• [Goal]
Return all lines where the word "card" can be found.

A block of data
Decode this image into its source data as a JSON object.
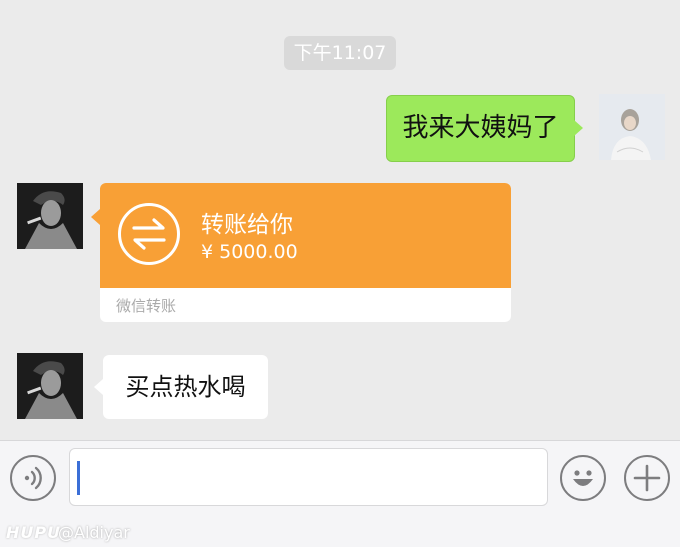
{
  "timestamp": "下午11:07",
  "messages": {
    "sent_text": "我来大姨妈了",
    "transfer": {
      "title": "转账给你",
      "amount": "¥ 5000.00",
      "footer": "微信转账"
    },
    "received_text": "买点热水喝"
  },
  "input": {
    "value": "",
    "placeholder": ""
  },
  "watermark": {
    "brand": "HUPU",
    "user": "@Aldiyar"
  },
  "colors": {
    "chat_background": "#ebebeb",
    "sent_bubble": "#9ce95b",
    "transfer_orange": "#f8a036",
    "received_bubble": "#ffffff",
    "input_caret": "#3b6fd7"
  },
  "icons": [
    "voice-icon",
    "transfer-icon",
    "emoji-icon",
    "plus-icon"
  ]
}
---
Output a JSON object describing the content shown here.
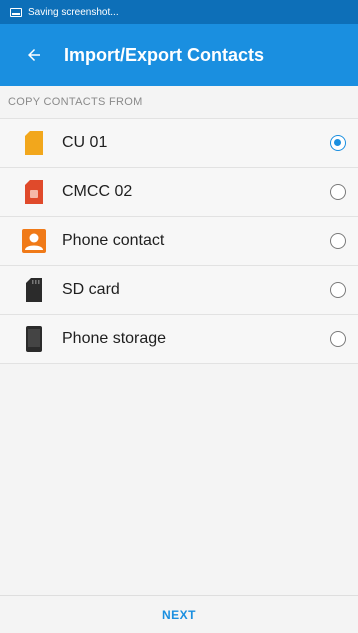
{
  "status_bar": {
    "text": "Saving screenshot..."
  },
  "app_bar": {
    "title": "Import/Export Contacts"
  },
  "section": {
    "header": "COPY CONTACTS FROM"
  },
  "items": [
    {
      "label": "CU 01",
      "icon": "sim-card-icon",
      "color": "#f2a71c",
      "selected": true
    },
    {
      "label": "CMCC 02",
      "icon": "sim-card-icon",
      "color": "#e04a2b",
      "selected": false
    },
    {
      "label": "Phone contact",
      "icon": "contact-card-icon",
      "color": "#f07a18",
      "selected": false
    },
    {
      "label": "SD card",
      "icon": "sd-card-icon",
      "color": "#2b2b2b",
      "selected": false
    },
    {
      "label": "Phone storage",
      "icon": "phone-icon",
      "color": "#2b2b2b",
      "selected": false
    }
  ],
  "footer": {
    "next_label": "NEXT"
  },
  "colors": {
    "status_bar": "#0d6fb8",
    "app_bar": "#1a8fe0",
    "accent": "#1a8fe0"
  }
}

• [Written answer]
      "icon": "sim-card-icon",
      "icon": "sim-card-icon",
      "icon": "contact-card-icon",
      "label": "SD card",
      "icon": "sd-card-icon",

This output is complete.